(Entries with figure data)
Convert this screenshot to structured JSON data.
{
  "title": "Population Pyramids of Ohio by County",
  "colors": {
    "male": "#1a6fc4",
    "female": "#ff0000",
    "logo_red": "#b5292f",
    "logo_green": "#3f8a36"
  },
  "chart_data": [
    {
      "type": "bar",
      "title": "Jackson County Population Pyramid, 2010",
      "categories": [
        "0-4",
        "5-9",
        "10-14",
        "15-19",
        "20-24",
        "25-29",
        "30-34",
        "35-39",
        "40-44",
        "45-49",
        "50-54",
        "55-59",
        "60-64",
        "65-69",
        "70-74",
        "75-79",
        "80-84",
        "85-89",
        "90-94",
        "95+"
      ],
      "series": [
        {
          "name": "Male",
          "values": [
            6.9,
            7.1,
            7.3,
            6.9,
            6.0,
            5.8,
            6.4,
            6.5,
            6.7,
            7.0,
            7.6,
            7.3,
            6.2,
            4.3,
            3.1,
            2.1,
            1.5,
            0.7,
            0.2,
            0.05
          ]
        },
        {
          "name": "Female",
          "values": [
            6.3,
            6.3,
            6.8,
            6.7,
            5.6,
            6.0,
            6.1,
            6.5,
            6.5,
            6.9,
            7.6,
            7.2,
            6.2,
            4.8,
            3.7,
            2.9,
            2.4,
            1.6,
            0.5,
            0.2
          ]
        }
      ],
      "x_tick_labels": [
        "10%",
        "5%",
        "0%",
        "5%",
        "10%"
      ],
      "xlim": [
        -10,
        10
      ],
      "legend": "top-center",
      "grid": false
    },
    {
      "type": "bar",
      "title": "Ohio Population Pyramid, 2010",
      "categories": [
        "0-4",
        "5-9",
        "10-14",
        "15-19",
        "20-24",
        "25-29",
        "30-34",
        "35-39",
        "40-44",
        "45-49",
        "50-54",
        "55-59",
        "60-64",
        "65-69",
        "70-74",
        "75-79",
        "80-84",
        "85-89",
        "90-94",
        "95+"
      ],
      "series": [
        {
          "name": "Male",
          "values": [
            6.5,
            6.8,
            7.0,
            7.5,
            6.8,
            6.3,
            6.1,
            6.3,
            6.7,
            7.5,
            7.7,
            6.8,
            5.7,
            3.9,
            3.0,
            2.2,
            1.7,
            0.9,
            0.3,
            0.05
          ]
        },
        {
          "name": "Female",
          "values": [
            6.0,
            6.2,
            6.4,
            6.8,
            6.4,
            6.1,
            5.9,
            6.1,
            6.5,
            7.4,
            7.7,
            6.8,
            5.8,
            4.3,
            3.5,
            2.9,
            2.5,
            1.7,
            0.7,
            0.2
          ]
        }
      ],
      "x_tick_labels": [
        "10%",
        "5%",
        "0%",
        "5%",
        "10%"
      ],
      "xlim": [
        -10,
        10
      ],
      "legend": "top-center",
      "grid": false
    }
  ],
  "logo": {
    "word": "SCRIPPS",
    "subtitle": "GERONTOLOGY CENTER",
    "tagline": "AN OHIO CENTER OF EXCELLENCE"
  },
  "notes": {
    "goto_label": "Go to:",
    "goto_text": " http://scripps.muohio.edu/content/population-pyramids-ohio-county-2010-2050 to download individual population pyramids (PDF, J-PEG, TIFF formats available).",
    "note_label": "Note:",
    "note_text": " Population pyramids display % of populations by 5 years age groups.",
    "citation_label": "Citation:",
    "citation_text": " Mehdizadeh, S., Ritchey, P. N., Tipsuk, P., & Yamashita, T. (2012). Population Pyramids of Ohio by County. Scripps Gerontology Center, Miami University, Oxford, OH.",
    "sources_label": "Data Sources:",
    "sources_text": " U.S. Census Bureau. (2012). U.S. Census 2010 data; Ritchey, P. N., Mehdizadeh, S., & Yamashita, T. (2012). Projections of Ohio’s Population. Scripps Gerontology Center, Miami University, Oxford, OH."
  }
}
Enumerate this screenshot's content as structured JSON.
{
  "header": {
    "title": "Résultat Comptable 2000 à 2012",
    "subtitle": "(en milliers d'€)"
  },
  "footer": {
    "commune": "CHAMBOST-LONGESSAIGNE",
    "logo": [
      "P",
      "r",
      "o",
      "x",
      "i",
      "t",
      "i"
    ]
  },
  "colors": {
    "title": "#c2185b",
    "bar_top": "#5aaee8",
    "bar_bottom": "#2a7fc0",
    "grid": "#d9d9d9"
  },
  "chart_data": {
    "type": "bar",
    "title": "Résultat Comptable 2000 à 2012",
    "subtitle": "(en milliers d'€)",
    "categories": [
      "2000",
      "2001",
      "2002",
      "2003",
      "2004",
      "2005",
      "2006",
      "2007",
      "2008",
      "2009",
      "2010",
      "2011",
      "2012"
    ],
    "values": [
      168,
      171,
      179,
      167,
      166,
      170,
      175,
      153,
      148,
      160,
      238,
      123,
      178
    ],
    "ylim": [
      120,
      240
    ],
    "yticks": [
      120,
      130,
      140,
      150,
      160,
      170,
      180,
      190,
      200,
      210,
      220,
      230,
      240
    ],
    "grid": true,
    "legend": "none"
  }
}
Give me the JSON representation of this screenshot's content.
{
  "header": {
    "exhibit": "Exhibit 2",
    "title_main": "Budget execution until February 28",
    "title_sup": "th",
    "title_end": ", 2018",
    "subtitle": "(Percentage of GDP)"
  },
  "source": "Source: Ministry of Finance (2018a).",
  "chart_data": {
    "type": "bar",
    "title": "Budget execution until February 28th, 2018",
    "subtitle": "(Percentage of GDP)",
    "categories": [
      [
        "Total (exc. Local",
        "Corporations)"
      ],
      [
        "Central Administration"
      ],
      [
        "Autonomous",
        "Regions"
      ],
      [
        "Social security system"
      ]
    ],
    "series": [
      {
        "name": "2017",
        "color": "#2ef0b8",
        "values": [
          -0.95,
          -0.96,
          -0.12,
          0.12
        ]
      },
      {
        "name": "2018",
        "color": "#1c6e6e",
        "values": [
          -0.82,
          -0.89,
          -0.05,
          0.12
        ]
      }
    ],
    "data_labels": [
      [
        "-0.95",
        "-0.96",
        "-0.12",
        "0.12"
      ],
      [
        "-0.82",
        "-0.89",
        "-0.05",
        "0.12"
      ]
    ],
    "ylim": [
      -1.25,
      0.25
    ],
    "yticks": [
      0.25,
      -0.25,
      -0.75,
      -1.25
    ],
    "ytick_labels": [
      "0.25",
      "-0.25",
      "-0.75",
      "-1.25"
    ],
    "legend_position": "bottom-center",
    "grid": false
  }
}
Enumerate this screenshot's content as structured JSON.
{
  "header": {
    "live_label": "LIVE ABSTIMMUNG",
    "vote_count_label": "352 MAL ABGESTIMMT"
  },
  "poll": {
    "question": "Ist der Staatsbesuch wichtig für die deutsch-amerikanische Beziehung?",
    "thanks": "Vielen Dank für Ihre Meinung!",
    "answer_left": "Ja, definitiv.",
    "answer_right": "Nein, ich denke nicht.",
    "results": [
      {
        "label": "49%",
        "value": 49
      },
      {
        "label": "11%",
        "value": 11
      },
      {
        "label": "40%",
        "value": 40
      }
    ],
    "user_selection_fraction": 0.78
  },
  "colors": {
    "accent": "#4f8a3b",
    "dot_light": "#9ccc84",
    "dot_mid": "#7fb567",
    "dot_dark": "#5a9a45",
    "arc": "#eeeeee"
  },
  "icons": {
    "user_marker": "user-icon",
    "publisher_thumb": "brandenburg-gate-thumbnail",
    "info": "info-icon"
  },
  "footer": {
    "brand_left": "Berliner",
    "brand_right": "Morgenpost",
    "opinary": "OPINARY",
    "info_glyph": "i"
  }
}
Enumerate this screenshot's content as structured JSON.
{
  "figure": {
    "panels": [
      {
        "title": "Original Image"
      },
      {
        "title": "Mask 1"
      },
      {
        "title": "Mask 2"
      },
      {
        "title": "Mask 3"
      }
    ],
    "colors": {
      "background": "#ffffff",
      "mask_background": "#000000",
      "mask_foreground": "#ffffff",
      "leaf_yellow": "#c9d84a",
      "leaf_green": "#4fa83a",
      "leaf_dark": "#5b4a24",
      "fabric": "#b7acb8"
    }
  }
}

• EXERCISE BRIEF: Identify every line above that includes the word "milliers", and show those lines.

• RESPONSE:
    "subtitle": "(en milliers d'€)"
    "subtitle": "(en milliers d'€)",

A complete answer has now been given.